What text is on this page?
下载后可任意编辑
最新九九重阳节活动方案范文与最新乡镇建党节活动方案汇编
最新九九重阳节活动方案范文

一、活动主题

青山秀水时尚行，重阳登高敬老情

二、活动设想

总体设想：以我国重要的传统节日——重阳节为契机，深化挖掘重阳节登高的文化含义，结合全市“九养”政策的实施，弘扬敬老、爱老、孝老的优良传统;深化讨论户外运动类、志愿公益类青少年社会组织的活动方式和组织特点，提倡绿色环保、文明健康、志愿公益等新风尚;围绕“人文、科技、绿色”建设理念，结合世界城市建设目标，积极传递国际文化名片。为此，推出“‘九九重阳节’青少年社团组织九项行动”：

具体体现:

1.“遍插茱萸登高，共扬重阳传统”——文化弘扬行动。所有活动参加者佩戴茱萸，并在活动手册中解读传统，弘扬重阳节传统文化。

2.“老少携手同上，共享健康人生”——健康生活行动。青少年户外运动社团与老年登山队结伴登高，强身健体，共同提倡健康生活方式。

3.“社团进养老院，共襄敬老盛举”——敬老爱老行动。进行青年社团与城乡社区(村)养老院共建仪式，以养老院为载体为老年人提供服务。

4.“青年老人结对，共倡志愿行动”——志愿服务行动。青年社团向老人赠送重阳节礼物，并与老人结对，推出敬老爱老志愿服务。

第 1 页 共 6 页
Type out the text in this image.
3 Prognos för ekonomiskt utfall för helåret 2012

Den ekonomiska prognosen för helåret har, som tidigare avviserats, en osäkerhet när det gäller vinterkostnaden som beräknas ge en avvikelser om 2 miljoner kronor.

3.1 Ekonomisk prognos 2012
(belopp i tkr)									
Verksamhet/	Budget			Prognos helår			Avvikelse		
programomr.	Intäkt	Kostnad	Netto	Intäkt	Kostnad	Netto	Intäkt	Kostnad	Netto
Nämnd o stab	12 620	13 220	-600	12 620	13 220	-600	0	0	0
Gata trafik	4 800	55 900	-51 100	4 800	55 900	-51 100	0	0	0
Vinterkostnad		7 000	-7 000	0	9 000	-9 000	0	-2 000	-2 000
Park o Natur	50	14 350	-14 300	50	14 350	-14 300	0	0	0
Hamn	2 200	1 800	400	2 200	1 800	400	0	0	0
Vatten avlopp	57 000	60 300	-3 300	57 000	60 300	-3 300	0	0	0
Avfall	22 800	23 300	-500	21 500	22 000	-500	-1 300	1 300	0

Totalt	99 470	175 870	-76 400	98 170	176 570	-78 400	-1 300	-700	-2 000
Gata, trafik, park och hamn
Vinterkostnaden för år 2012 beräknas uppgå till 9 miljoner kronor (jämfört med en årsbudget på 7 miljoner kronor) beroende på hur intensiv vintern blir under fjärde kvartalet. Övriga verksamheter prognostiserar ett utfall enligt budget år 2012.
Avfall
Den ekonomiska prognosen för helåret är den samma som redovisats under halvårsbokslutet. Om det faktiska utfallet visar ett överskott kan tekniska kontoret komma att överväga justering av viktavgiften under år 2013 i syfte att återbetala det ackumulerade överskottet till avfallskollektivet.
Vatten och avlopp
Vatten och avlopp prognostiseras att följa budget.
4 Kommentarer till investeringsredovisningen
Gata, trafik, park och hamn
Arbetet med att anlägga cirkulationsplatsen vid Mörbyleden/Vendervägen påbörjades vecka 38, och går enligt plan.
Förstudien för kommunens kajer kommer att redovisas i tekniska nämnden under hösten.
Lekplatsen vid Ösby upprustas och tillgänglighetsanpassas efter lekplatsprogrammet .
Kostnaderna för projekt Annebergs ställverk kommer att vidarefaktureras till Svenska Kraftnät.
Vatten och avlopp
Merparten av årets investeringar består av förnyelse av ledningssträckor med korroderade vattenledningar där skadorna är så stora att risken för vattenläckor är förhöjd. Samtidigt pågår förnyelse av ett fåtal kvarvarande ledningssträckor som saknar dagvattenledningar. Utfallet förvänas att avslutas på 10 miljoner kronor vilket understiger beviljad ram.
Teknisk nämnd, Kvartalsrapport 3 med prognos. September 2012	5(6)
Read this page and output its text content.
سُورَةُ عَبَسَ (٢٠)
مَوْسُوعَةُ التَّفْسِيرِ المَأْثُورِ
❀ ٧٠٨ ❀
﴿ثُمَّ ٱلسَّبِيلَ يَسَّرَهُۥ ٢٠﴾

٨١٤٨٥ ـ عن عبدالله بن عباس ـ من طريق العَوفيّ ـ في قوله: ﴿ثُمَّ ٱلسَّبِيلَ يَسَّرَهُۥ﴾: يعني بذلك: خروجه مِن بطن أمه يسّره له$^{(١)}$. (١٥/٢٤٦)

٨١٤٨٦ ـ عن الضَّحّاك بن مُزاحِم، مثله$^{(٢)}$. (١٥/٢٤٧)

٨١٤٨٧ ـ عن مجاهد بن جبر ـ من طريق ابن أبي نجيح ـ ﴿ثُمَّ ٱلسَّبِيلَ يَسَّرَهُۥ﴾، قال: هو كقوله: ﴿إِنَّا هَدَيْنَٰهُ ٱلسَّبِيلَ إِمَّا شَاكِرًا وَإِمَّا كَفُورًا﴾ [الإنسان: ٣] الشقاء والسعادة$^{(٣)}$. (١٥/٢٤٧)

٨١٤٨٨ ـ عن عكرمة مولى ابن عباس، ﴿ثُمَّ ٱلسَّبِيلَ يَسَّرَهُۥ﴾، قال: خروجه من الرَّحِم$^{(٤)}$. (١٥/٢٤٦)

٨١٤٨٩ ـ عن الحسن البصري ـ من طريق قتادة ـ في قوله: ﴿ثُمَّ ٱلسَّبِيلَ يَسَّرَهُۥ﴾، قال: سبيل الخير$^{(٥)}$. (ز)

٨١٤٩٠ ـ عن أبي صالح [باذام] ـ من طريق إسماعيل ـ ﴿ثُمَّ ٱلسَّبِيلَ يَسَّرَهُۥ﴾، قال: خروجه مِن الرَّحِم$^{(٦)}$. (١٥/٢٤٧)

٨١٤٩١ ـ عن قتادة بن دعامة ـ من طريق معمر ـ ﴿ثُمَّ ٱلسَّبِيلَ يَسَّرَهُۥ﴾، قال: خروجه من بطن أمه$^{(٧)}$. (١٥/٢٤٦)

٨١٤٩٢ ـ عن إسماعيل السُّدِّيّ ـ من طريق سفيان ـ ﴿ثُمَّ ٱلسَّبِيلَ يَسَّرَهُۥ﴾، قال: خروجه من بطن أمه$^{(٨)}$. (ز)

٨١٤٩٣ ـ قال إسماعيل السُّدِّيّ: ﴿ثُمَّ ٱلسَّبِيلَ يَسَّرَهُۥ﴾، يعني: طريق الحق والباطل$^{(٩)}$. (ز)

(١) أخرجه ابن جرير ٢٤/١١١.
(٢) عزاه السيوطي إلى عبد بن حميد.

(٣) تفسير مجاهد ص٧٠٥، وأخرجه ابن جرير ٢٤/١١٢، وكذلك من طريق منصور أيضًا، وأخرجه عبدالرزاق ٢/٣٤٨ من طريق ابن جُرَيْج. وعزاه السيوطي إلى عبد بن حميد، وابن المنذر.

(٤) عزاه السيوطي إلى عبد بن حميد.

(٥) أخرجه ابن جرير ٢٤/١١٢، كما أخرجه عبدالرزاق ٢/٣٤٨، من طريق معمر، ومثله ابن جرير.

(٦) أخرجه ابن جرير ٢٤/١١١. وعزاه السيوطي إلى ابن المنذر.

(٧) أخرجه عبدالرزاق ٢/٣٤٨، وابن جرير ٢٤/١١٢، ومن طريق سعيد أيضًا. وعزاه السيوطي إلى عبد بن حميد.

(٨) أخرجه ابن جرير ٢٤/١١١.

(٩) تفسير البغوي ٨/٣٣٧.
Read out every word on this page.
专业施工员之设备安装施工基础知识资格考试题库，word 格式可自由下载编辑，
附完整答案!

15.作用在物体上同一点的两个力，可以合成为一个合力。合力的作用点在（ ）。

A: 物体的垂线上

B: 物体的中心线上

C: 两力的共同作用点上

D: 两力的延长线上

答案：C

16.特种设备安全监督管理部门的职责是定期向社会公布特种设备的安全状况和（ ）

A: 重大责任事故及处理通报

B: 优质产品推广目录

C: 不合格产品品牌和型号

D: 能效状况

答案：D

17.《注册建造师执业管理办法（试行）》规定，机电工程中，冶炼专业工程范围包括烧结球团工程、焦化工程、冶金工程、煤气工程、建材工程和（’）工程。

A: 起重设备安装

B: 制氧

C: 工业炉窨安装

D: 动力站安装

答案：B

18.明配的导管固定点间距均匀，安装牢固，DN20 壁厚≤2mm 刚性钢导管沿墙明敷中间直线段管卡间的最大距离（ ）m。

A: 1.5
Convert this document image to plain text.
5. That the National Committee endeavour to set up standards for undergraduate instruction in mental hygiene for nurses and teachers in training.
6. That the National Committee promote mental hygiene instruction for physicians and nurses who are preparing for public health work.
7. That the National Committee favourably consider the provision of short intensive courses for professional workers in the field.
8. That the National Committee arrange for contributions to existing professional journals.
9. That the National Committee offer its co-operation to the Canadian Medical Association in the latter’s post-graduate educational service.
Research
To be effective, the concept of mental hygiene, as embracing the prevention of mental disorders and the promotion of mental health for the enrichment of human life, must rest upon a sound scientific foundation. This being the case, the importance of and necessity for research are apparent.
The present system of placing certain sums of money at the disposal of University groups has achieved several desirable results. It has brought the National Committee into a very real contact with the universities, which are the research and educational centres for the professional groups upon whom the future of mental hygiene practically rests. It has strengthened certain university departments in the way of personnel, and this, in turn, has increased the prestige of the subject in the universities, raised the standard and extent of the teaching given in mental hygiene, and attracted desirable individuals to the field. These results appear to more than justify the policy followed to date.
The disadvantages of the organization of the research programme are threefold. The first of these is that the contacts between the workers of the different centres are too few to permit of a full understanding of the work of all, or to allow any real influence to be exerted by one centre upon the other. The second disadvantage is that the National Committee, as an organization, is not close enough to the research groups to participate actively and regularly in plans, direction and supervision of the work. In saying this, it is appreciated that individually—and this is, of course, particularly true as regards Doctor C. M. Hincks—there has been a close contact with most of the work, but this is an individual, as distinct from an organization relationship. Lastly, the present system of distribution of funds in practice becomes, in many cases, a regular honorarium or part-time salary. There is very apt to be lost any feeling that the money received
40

※

**DESCRIPTION OF THE TASK**
From the data above, copy each line that holds "إسماعيل".

**ANSWER TO THIS EXERCISE**
٨١٤٩٠ ـ عن أبي صالح [باذام] ـ من طريق إسماعيل ـ ﴿ثُمَّ ٱلسَّبِيلَ يَسَّرَهُۥ﴾، قال: خروجه مِن الرَّحِم$^{(٦)}$. (١٥/٢٤٧)
٨١٤٩٢ ـ عن إسماعيل السُّدِّيّ ـ من طريق سفيان ـ ﴿ثُمَّ ٱلسَّبِيلَ يَسَّرَهُۥ﴾، قال: خروجه من بطن أمه$^{(٨)}$. (ز)
٨١٤٩٣ ـ قال إسماعيل السُّدِّيّ: ﴿ثُمَّ ٱلسَّبِيلَ يَسَّرَهُۥ﴾، يعني: طريق الحق والباطل$^{(٩)}$. (ز)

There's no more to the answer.